### Written problem
Check each line of the listing for the string "screenshot", count the lines that have it, and answer with that number only.

— start Excerpted records —

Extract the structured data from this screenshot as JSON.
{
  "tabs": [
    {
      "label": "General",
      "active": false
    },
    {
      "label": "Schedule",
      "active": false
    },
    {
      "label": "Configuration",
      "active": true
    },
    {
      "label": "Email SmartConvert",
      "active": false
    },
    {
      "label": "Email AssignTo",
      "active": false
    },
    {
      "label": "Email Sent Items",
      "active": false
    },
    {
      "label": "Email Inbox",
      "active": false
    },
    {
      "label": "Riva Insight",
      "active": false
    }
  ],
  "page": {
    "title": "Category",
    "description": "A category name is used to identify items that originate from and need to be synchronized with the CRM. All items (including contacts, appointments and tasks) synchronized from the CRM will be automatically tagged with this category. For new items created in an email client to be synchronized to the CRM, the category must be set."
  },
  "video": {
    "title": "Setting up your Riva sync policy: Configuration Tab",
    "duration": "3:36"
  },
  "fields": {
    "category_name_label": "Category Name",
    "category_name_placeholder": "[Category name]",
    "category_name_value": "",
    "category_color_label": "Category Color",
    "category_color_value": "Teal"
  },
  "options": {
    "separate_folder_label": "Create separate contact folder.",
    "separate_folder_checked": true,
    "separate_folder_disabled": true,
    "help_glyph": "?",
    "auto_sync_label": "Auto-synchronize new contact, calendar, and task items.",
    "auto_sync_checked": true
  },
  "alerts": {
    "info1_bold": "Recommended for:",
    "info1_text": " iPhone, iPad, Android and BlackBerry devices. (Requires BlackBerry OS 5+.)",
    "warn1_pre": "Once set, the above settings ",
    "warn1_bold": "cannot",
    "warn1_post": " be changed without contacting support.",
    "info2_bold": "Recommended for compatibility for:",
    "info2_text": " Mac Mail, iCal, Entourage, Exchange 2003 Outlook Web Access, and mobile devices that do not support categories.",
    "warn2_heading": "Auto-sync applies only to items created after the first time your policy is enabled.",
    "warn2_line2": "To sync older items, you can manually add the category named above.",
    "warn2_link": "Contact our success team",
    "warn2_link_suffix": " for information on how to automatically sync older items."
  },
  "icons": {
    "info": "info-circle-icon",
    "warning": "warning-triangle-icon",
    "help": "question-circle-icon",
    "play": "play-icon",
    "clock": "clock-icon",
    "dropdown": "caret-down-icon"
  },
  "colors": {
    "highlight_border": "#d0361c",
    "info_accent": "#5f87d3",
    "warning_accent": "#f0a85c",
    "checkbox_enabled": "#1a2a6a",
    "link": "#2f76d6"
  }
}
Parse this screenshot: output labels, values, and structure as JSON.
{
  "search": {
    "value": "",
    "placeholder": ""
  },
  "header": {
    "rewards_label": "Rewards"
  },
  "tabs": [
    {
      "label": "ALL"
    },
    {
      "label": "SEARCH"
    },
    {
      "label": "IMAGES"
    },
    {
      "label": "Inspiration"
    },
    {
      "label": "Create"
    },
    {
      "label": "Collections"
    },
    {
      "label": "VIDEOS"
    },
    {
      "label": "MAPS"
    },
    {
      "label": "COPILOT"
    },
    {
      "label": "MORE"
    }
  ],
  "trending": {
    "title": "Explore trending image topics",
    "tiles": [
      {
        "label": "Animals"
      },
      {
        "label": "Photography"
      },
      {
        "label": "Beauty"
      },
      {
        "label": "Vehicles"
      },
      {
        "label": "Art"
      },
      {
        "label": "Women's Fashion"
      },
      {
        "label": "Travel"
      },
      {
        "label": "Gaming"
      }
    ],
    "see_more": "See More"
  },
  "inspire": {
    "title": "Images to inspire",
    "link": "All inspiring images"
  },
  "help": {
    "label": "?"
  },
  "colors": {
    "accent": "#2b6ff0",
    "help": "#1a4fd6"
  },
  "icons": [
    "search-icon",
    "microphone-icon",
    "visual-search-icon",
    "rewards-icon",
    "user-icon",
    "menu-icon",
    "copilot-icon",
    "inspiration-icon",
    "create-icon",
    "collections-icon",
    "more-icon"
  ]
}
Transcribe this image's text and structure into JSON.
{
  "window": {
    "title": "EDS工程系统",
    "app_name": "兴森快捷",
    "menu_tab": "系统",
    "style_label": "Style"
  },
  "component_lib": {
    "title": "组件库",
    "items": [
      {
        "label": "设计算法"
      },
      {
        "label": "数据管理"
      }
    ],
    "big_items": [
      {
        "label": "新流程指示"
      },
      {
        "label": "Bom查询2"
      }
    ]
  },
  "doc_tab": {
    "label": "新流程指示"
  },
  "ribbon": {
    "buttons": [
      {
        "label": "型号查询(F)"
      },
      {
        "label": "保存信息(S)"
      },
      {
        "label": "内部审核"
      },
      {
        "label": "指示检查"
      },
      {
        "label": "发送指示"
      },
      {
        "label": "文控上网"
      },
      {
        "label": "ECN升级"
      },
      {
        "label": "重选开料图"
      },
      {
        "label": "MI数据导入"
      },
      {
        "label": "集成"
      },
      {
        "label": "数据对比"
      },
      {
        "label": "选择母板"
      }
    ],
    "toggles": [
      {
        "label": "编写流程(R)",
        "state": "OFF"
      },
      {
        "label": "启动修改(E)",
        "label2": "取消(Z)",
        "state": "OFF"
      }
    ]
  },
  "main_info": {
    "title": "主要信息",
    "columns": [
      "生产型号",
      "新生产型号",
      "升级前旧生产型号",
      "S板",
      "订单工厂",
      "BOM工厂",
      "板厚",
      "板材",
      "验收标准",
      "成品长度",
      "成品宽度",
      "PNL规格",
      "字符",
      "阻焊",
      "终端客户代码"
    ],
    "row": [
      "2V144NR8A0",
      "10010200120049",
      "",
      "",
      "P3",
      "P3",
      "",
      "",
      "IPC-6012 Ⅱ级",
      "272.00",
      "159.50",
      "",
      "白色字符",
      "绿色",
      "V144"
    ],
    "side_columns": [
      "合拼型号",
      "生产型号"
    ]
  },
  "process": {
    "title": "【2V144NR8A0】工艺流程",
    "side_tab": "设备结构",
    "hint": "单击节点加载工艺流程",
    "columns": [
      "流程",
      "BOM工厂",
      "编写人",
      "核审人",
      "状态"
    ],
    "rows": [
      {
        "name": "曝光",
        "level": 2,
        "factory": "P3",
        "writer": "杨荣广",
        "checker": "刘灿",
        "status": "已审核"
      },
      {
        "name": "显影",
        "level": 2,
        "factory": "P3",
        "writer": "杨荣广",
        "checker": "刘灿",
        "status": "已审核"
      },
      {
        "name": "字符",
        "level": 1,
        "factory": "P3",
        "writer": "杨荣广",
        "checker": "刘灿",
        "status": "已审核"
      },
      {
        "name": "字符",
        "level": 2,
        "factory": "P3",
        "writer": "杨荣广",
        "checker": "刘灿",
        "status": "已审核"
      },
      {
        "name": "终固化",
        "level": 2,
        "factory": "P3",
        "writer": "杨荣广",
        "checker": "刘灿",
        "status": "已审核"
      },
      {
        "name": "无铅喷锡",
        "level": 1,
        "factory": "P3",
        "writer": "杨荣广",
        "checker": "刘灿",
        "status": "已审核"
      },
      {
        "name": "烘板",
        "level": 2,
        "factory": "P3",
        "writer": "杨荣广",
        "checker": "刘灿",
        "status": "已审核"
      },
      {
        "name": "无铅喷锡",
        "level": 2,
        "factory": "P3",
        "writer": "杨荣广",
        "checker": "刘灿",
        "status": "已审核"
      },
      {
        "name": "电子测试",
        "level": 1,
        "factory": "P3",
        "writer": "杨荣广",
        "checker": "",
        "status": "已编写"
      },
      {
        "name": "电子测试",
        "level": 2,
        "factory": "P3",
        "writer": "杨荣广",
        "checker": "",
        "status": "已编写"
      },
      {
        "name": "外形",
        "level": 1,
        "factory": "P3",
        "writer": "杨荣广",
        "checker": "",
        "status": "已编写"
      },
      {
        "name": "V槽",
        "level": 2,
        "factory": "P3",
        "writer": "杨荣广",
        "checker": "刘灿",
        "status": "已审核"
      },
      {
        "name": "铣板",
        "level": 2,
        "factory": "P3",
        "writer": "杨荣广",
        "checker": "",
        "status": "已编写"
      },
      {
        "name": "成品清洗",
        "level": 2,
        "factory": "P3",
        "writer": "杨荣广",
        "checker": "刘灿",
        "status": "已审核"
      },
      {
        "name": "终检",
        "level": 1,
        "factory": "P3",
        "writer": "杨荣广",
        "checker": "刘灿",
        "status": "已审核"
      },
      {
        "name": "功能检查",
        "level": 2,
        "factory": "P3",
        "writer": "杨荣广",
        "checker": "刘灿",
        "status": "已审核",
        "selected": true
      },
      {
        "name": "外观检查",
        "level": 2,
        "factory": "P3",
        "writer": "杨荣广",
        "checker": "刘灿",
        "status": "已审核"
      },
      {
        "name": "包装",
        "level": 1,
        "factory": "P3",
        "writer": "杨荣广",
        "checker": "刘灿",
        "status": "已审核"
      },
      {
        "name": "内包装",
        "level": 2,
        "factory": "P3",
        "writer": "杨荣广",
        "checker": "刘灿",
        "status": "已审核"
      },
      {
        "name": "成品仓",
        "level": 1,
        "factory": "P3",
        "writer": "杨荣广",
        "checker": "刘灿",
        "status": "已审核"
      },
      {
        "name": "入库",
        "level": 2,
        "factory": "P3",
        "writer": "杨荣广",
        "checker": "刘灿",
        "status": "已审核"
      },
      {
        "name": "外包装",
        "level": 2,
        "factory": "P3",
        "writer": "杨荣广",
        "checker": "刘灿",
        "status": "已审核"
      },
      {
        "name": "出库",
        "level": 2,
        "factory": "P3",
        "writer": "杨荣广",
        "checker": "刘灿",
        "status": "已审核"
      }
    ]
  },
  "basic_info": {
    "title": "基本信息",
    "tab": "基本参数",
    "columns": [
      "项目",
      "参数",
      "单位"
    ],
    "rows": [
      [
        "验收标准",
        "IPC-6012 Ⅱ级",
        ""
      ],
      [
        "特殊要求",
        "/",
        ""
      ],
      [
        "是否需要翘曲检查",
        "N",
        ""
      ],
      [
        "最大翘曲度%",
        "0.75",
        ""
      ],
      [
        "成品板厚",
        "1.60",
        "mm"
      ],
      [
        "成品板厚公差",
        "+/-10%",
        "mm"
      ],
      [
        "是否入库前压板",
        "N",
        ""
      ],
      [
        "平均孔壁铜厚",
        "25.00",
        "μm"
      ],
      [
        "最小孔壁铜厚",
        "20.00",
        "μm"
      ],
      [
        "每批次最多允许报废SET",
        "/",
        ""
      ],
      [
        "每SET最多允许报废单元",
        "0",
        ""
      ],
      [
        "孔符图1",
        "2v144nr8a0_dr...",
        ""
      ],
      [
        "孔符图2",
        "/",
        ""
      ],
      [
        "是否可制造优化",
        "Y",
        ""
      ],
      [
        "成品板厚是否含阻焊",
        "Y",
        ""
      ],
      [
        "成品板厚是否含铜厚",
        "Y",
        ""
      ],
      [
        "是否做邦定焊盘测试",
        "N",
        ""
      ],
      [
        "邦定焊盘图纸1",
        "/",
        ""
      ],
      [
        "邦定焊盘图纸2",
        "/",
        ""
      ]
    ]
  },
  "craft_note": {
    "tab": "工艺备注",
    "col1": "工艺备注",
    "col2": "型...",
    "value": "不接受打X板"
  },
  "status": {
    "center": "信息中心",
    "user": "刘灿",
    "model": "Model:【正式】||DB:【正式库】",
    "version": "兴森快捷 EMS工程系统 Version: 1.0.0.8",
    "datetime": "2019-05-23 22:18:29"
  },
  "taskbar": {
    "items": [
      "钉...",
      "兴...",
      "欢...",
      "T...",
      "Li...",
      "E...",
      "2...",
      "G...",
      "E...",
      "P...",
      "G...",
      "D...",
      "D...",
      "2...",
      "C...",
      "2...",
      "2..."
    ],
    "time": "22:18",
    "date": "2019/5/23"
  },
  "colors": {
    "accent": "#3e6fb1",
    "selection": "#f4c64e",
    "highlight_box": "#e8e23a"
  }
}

— end Excerpted records —

### Output of the exercise
2